- **Potongan Teks**:
⟨

JAM-Pidum Menyetujui 6 Restorative Justice, Salah Satunya Perkara Penyerobotan Lahan di Bitung

JAM-Pidum Menyetujui 6 Restorative Justice, Salah Satunya Perkara Penyerobotan Lahan di Bitung

PUSAT PENERANGAN HUKUM KEJAKSAAN AGUNG

Jl. Sultan Hasanuddin Nomor 1 Kebayoran Baru, Jakarta Selatan

 

SIARAN PERS

Nomor: PR – 465/002/K.3/Kph.3/06/2025

 

 

JAM-Pidum Menyetujui 6 Restorative Justice,

Salah Satunya Perkara Penyerobotan Lahan

di Bitung

 

 

Jaksa Agung RI melalui Jaksa Agung Muda Tindak Pidana Umum (JAM-Pidum) Prof. Dr. Asep Nana Mulyana memimpin ekspose virtual dalam rangka menyetujui 6 (enam) permohonan penyelesaian perkara berdasarkan mekanisme Restorative Justice (keadilan restoratif) pada Senin, 2 Juni 2025.

Adapun salah satu perkara yang diselesaikan melalui mekanisme keadilan restoratif yaitu terhadap Tersangka Simon Rarungkuan dari Kejaksaan Negeri Bitung yang disangka melanggar Pasal 167 Ayat (1) KUHP tentang Penyerobotan Lahan.

Bahwa Tersangka melakukan tindak pidana penyerobotan lahan tersebut dengan cara Saksi Korban yang membeli objek tanah dari Tersangka pada tanggal 23 September 2024. Namun setelah jual beli rumah tersebut, Saksi Korban belum dapat menguasai atau tinggal di rumah tersebut karena Tersangka yang tinggal di samping rumah milik Saksi Korban sudah lebih menguasai rumah dengan cara masuk karena memiliki akses kunci rumah.

Lalu, menguasai rumah tersebut dan tinggal di dalamnya karena Tersangka tidak mengizinkan Saksi Korban menguasai rumah walaupun sudah menjadi milik Saksi Korban. Hal itu tidak menjadi pertimbangan Tersangka meskipun Saksi Korban telah mengirimkan surat somasi sebanyak 3 kali kepada Tersangka yakni pada tanggal 10 Desember 2024, 16 Desember 2024 dan 20 Desember 2024.

⟩

- **Baris Data**:

⟨

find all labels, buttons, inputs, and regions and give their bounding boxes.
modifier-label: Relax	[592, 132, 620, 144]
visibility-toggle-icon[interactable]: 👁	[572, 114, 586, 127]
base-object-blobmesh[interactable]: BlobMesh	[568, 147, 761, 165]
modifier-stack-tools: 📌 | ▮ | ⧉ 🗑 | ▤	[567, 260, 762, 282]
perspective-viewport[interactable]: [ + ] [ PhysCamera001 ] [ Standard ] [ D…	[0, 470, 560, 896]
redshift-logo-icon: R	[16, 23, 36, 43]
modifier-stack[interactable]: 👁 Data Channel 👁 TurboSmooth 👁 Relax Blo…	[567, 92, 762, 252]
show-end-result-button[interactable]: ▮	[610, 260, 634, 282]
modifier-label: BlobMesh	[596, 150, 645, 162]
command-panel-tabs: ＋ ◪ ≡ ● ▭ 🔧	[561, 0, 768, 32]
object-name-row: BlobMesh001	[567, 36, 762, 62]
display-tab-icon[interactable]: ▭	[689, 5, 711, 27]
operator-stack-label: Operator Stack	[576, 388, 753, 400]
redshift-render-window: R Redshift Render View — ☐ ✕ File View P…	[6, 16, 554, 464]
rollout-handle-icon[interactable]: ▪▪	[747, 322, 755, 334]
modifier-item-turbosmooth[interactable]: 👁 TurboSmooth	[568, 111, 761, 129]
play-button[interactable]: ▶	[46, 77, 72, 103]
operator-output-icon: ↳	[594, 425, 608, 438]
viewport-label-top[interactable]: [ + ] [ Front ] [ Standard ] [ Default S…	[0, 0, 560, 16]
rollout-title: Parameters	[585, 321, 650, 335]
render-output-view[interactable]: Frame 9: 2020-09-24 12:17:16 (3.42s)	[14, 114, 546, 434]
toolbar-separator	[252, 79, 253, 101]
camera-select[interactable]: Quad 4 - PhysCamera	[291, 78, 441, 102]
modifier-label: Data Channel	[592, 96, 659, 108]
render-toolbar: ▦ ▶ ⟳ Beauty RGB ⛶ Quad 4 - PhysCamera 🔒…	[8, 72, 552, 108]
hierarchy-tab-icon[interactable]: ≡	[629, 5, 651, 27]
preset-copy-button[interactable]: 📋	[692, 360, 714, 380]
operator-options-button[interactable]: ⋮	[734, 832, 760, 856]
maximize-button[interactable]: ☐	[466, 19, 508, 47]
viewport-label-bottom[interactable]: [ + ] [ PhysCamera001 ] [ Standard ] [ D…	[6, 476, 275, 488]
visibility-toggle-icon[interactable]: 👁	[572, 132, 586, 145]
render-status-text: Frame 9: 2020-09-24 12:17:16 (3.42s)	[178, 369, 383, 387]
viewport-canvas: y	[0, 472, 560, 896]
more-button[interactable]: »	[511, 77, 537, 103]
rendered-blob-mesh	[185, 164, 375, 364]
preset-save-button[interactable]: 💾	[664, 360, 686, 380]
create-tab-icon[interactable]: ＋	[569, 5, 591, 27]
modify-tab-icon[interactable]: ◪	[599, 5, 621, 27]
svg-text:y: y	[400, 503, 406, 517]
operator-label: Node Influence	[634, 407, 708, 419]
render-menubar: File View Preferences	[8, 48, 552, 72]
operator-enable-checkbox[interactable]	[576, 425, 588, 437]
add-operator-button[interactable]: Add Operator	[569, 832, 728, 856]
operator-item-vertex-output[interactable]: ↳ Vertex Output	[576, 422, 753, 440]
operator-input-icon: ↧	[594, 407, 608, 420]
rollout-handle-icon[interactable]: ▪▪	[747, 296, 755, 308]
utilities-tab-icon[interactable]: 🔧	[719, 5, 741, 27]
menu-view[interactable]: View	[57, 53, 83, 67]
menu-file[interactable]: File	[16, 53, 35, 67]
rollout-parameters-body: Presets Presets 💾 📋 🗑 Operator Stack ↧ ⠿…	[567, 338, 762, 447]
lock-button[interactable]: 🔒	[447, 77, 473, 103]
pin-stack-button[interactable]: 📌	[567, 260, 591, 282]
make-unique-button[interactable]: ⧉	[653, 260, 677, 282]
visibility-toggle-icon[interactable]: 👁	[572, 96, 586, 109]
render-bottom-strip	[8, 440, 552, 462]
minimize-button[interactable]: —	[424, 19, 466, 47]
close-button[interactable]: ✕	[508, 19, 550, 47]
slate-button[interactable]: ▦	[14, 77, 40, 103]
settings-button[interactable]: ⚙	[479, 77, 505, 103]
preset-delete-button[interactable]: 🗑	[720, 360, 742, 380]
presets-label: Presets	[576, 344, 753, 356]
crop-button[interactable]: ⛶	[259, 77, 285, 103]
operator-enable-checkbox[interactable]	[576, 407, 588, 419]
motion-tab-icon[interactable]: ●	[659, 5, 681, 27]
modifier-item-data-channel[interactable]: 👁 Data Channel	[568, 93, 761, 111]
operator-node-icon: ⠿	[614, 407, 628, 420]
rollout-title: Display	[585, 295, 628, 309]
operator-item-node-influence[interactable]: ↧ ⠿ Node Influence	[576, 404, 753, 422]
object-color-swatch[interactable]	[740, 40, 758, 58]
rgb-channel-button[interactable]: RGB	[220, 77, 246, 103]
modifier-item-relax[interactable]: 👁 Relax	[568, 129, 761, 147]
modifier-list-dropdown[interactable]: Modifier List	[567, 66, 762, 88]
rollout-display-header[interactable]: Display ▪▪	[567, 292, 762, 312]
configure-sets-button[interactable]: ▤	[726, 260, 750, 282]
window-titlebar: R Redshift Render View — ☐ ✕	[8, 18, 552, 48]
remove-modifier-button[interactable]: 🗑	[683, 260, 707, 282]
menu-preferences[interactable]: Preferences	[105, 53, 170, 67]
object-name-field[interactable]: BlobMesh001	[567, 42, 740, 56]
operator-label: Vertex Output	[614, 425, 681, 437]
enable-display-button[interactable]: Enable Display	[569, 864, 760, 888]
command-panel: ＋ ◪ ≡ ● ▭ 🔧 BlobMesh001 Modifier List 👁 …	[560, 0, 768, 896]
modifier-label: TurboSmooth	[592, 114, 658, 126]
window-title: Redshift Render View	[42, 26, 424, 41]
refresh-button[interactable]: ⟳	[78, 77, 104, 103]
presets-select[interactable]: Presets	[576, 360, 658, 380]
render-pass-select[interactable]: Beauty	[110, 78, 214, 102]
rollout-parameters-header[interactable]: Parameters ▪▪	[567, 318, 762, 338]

⟩

- **Tugas dan Latihan**:
1 > Menurut siaran pers tentang keadilan restoratif, kapan Saksi Korban membeli objek tanah dari Tersangka?
2 > Apa saja tanggal pengiriman surat somasi kepada Tersangka yang disebutkan dalam siaran pers tentang keadilan restoratif?
3 > Salin persis bagian siaran pers tentang keadilan restoratif yang dibuka dengan kata-kata yang memuat "Adapun salah satu" dan ditutup dengan "tentang Penyerobotan Lahan.".

- **Jawaban Berurutan**:
1 > Pada tanggal 23 September 2024.

2 > 10 Desember 2024, 16 Desember 2024, dan 20 Desember 2024.

3 >
Adapun salah satu perkara yang diselesaikan melalui mekanisme keadilan restoratif yaitu terhadap Tersangka Simon Rarungkuan dari Kejaksaan Negeri Bitung yang disangka melanggar Pasal 167 Ayat (1) KUHP tentang Penyerobotan Lahan.